:: Instructions to follow ::
Report how many lines contain "title", with no other words.

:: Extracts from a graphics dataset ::
+++++

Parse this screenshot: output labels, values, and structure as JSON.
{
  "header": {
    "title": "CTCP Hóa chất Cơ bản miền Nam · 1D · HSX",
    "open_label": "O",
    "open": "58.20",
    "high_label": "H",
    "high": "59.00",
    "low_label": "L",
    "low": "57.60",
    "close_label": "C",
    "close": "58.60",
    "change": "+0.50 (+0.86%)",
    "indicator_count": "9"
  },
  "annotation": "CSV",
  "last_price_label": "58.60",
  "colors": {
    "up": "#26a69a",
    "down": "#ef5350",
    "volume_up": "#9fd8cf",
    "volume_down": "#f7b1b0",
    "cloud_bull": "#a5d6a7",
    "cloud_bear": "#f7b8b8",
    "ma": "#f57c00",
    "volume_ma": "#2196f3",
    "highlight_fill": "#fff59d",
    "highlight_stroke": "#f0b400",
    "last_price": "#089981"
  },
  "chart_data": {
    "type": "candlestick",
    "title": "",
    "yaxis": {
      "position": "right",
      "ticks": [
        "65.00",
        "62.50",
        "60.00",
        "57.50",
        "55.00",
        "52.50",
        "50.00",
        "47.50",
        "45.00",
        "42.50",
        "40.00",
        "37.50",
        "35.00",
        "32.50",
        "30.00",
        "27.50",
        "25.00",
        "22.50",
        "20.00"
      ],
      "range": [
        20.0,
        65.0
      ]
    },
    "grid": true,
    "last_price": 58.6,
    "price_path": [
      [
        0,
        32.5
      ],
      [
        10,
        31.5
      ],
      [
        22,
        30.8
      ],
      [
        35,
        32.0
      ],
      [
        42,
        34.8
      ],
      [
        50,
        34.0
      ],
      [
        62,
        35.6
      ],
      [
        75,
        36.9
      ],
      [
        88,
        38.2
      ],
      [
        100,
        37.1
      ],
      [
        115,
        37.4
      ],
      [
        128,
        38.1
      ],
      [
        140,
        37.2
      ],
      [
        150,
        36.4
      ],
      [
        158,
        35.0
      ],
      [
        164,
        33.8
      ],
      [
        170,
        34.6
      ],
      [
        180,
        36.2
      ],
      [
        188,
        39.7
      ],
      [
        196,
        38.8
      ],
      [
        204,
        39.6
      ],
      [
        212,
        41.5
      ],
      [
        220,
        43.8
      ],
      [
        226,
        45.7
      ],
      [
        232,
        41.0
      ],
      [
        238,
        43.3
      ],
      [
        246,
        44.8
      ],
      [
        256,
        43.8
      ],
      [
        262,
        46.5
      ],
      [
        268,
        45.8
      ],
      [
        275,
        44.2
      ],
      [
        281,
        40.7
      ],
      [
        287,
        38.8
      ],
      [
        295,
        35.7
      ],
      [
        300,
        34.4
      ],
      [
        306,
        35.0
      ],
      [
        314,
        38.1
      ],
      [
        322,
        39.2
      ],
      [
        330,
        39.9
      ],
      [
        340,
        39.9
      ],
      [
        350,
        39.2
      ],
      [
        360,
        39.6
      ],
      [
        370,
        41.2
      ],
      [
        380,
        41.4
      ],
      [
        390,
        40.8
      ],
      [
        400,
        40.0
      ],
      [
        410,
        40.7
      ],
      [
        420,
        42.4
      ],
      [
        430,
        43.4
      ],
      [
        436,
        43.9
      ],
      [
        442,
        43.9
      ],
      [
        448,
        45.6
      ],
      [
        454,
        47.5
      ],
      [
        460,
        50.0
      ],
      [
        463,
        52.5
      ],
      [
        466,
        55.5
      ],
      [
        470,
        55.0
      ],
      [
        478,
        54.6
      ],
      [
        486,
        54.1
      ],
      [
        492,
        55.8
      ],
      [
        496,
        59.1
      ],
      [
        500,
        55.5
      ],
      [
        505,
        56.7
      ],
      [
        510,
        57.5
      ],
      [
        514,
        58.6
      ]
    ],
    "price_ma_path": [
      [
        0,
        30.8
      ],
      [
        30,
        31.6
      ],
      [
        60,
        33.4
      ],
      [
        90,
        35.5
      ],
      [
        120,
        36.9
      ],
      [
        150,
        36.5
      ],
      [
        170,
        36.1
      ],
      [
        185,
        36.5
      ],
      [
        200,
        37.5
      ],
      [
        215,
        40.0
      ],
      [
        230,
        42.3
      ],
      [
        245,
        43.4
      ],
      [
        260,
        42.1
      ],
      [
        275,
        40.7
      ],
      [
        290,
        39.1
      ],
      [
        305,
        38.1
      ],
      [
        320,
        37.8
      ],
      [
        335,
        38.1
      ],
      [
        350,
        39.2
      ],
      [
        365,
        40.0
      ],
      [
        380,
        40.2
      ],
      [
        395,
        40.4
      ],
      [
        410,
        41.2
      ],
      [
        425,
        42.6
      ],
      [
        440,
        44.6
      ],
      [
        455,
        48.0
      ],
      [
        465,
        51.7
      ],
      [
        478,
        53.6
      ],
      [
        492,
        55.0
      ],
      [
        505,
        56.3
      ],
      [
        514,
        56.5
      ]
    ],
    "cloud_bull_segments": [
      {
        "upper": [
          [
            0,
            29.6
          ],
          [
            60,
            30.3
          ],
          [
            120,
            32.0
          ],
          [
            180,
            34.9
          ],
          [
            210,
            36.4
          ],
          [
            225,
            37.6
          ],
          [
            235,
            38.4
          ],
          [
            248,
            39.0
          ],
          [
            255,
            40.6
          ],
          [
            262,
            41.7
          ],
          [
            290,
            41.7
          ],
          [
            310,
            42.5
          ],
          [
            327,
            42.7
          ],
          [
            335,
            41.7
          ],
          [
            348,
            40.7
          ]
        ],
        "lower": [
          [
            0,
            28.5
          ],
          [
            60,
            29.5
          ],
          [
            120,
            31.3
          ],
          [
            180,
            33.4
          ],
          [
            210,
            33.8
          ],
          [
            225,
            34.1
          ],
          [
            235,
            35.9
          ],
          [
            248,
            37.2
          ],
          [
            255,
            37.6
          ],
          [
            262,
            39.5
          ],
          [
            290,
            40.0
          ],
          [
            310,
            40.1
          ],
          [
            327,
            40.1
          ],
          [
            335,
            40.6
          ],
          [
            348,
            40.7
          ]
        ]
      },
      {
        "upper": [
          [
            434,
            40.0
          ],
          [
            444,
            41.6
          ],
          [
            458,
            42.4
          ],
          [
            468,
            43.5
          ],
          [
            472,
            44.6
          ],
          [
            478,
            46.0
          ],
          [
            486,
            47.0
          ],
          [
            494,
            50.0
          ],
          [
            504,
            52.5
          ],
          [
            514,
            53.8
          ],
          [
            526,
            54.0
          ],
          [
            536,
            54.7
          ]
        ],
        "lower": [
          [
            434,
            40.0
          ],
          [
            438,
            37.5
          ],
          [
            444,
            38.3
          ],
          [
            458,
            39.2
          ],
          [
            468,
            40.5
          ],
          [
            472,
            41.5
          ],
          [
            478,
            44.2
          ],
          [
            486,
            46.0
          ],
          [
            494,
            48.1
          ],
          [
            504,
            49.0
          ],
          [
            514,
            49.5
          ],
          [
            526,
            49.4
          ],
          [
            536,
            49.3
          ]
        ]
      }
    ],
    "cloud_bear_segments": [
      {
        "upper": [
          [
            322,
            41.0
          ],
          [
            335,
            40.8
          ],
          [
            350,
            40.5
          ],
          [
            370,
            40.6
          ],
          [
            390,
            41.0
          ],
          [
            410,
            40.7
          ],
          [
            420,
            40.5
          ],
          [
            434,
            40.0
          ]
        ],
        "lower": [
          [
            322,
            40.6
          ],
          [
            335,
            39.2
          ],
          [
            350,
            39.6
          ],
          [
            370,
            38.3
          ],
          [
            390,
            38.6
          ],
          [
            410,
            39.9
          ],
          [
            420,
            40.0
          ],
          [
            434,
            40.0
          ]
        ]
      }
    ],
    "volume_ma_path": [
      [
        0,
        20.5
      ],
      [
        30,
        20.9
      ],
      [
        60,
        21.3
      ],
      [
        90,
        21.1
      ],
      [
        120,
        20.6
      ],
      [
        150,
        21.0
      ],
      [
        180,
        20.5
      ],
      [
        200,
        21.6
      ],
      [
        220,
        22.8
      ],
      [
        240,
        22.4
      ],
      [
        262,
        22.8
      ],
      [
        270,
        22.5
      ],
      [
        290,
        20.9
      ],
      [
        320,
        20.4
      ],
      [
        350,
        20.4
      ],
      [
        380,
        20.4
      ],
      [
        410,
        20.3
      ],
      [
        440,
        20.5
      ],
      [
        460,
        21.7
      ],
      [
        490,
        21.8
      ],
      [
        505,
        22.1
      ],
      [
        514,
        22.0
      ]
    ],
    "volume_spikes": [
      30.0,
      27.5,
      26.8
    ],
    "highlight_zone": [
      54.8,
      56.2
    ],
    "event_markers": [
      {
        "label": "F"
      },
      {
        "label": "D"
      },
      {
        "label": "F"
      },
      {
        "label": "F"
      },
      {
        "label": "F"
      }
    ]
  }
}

+++++

:: Output ::
2